• Work to do:
Every record here should be printed again exactly.

• The input:
Start
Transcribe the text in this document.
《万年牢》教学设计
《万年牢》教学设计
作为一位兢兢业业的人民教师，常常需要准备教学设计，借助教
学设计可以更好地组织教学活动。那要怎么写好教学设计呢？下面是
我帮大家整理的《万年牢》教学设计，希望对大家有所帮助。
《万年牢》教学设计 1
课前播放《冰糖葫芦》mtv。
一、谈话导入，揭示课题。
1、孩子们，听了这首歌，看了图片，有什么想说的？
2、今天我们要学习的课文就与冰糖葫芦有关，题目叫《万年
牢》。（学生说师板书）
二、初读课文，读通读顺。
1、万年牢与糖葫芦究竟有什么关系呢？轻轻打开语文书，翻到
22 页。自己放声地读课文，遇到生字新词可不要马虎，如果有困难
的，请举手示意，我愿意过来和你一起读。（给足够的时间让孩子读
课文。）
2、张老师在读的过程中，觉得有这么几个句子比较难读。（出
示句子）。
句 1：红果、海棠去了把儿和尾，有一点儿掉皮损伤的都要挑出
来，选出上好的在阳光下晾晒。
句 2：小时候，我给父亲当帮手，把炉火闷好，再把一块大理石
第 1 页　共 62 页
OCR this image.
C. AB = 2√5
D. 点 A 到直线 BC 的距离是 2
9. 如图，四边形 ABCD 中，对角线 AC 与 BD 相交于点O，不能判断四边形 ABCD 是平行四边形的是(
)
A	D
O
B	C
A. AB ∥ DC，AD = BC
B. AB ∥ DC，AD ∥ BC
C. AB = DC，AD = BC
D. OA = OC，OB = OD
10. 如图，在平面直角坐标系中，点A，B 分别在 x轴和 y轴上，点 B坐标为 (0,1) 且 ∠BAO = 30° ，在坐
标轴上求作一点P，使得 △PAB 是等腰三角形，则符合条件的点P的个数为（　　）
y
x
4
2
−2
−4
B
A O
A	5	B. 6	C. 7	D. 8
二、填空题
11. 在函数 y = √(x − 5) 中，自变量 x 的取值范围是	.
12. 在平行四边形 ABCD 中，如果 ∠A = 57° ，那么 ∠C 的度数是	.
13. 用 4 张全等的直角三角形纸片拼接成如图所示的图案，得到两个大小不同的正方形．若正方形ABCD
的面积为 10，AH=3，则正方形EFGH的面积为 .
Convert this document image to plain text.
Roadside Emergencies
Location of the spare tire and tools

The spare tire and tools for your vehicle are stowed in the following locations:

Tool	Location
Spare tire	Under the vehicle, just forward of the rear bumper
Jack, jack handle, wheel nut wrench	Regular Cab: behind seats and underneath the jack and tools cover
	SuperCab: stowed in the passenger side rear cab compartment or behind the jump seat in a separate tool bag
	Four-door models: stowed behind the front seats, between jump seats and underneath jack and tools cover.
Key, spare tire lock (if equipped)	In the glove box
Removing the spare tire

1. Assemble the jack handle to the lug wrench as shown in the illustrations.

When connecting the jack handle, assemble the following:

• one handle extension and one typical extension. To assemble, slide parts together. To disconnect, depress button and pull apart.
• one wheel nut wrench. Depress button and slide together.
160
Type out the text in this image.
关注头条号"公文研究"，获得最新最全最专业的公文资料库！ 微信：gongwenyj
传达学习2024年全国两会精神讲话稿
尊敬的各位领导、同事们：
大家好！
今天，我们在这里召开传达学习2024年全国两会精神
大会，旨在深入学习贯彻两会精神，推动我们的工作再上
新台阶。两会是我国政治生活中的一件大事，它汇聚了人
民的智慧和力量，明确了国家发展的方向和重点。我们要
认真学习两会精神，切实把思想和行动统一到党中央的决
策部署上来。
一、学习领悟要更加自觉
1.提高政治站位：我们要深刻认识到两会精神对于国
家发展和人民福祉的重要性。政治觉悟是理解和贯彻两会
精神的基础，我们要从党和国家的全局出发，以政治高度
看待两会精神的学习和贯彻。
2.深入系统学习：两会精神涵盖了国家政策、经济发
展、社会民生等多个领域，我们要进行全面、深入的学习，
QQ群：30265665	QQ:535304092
End
• Output:
Transcribe the text in this document.
《万年牢》教学设计
《万年牢》教学设计
作为一位兢兢业业的人民教师，常常需要准备教学设计，借助教
学设计可以更好地组织教学活动。那要怎么写好教学设计呢？下面是
我帮大家整理的《万年牢》教学设计，希望对大家有所帮助。
《万年牢》教学设计 1
课前播放《冰糖葫芦》mtv。
一、谈话导入，揭示课题。
1、孩子们，听了这首歌，看了图片，有什么想说的？
2、今天我们要学习的课文就与冰糖葫芦有关，题目叫《万年
牢》。（学生说师板书）
二、初读课文，读通读顺。
1、万年牢与糖葫芦究竟有什么关系呢？轻轻打开语文书，翻到
22 页。自己放声地读课文，遇到生字新词可不要马虎，如果有困难
的，请举手示意，我愿意过来和你一起读。（给足够的时间让孩子读
课文。）
2、张老师在读的过程中，觉得有这么几个句子比较难读。（出
示句子）。
句 1：红果、海棠去了把儿和尾，有一点儿掉皮损伤的都要挑出
来，选出上好的在阳光下晾晒。
句 2：小时候，我给父亲当帮手，把炉火闷好，再把一块大理石
第 1 页　共 62 页
OCR this image.
C. AB = 2√5
D. 点 A 到直线 BC 的距离是 2
9. 如图，四边形 ABCD 中，对角线 AC 与 BD 相交于点O，不能判断四边形 ABCD 是平行四边形的是(
)
A	D
O
B	C
A. AB ∥ DC，AD = BC
B. AB ∥ DC，AD ∥ BC
C. AB = DC，AD = BC
D. OA = OC，OB = OD
10. 如图，在平面直角坐标系中，点A，B 分别在 x轴和 y轴上，点 B坐标为 (0,1) 且 ∠BAO = 30° ，在坐
标轴上求作一点P，使得 △PAB 是等腰三角形，则符合条件的点P的个数为（　　）
y
x
4
2
−2
−4
B
A O
A	5	B. 6	C. 7	D. 8
二、填空题
11. 在函数 y = √(x − 5) 中，自变量 x 的取值范围是	.
12. 在平行四边形 ABCD 中，如果 ∠A = 57° ，那么 ∠C 的度数是	.
13. 用 4 张全等的直角三角形纸片拼接成如图所示的图案，得到两个大小不同的正方形．若正方形ABCD
的面积为 10，AH=3，则正方形EFGH的面积为 .
Convert this document image to plain text.
Roadside Emergencies
Location of the spare tire and tools

The spare tire and tools for your vehicle are stowed in the following locations:

Tool	Location
Spare tire	Under the vehicle, just forward of the rear bumper
Jack, jack handle, wheel nut wrench	Regular Cab: behind seats and underneath the jack and tools cover
	SuperCab: stowed in the passenger side rear cab compartment or behind the jump seat in a separate tool bag
	Four-door models: stowed behind the front seats, between jump seats and underneath jack and tools cover.
Key, spare tire lock (if equipped)	In the glove box
Removing the spare tire

1. Assemble the jack handle to the lug wrench as shown in the illustrations.

When connecting the jack handle, assemble the following:

• one handle extension and one typical extension. To assemble, slide parts together. To disconnect, depress button and pull apart.
• one wheel nut wrench. Depress button and slide together.
160
Type out the text in this image.
关注头条号"公文研究"，获得最新最全最专业的公文资料库！ 微信：gongwenyj
传达学习2024年全国两会精神讲话稿
尊敬的各位领导、同事们：
大家好！
今天，我们在这里召开传达学习2024年全国两会精神
大会，旨在深入学习贯彻两会精神，推动我们的工作再上
新台阶。两会是我国政治生活中的一件大事，它汇聚了人
民的智慧和力量，明确了国家发展的方向和重点。我们要
认真学习两会精神，切实把思想和行动统一到党中央的决
策部署上来。
一、学习领悟要更加自觉
1.提高政治站位：我们要深刻认识到两会精神对于国
家发展和人民福祉的重要性。政治觉悟是理解和贯彻两会
精神的基础，我们要从党和国家的全局出发，以政治高度
看待两会精神的学习和贯彻。
2.深入系统学习：两会精神涵盖了国家政策、经济发
展、社会民生等多个领域，我们要进行全面、深入的学习，
QQ群：30265665	QQ:535304092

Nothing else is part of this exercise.